DATASET ENTRIES

>> begin

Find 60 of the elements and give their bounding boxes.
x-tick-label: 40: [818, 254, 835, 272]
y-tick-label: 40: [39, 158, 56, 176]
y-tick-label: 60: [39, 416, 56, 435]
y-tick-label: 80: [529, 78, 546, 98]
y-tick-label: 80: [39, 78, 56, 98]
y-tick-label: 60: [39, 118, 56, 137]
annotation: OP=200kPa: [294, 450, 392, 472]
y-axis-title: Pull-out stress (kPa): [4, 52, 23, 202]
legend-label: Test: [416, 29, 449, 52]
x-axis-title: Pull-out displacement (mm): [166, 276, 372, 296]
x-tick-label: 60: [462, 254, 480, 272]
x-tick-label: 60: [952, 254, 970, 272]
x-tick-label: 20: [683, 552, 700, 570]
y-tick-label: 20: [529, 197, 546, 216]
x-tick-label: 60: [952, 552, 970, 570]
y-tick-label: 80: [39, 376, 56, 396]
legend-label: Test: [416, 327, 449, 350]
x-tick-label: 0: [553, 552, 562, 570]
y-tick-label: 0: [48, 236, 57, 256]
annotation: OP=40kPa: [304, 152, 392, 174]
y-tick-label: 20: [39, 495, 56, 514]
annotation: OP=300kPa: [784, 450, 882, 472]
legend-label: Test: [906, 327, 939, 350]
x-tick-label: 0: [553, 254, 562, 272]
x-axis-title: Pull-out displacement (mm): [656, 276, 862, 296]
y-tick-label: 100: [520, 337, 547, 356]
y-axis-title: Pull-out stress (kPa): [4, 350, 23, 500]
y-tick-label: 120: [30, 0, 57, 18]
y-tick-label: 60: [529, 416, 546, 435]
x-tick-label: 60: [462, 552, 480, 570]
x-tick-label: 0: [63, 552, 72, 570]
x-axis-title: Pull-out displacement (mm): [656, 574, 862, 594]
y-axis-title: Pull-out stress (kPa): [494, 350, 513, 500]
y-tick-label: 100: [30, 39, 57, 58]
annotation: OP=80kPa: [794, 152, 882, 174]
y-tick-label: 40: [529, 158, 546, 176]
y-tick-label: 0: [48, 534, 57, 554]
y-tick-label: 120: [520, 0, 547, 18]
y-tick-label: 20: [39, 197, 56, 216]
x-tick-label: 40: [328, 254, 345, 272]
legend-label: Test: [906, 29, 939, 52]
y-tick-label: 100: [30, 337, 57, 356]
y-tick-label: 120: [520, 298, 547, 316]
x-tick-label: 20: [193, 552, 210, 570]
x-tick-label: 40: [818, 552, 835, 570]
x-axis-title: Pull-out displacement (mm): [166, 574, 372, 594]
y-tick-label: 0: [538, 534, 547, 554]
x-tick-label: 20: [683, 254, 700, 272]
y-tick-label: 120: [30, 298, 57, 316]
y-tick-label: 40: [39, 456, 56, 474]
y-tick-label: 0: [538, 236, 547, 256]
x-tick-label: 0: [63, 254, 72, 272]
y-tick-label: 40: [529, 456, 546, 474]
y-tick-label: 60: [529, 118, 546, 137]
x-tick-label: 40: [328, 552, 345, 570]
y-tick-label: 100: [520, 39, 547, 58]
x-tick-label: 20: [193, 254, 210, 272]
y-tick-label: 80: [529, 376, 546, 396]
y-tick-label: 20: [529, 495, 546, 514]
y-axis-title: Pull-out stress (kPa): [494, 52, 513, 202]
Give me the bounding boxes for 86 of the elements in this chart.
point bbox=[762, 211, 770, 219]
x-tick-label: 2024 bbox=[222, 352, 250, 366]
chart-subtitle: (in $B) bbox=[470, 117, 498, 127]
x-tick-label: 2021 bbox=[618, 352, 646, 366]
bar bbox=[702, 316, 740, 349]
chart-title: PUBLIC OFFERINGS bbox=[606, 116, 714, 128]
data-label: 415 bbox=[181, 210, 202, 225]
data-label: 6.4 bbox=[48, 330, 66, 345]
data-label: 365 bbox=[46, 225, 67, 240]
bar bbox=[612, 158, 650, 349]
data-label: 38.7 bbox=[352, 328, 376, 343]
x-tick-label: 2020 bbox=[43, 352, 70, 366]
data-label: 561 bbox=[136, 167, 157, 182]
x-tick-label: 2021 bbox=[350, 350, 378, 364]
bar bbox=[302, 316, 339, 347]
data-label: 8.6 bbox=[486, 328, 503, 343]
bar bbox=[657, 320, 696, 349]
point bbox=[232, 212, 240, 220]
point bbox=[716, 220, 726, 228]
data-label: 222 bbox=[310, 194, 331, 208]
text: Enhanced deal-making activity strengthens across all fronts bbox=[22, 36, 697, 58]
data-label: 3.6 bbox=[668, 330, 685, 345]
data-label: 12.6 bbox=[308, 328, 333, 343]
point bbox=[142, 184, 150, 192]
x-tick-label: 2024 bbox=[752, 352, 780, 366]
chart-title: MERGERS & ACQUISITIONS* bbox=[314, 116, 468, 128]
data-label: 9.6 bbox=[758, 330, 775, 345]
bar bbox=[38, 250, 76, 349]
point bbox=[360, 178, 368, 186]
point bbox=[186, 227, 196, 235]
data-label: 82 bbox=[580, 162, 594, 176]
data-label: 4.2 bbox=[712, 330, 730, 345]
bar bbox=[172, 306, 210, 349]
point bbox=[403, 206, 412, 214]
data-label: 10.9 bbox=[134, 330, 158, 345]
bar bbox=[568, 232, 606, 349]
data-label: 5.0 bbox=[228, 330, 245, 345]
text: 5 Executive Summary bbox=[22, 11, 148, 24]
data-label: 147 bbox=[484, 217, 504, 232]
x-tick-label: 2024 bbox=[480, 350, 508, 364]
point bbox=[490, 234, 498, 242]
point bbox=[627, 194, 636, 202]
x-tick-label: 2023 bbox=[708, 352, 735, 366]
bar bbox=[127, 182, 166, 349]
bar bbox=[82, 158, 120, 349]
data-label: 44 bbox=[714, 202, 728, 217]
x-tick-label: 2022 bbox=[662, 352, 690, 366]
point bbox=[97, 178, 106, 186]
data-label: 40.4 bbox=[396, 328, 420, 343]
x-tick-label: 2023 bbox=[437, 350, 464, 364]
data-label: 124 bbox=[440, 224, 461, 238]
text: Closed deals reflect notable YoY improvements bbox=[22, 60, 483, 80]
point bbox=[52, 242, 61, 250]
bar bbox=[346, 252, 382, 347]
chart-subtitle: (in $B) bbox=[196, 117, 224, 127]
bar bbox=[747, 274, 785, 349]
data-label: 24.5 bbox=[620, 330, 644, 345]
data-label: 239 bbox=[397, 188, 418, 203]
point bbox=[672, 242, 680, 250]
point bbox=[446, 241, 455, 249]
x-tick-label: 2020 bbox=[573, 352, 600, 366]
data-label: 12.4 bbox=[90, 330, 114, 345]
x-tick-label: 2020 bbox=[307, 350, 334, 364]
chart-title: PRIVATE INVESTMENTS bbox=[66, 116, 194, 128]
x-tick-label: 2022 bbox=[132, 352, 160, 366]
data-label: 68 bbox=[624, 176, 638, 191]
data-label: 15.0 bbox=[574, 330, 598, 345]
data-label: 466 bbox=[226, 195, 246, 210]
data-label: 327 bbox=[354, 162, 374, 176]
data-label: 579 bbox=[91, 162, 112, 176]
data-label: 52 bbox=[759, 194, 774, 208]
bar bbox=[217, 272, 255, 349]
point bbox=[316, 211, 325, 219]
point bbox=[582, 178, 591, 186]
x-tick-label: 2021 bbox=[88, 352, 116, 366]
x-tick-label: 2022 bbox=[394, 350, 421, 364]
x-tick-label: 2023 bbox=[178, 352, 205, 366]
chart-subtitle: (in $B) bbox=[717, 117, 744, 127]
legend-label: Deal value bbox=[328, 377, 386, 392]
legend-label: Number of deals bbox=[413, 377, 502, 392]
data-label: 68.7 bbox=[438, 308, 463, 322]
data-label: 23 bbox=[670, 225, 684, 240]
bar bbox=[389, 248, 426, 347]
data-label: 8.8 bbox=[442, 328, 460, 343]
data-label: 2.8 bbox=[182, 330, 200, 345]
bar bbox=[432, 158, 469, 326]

>> end

PROBLEM DESCRIPTION
Please rewrite the material from its start through the line containing "x-axis-title: Pull-out displacement (mm): [166, 276, 372, 296]", swapping "Test" for "Measured" and keeping everything else as it is.

FINISHED TASK
Find 60 of the elements and give their bounding boxes.
x-tick-label: 40: [818, 254, 835, 272]
y-tick-label: 40: [39, 158, 56, 176]
y-tick-label: 60: [39, 416, 56, 435]
y-tick-label: 80: [529, 78, 546, 98]
y-tick-label: 80: [39, 78, 56, 98]
y-tick-label: 60: [39, 118, 56, 137]
annotation: OP=200kPa: [294, 450, 392, 472]
y-axis-title: Pull-out stress (kPa): [4, 52, 23, 202]
legend-label: Measured: [416, 29, 449, 52]
x-axis-title: Pull-out displacement (mm): [166, 276, 372, 296]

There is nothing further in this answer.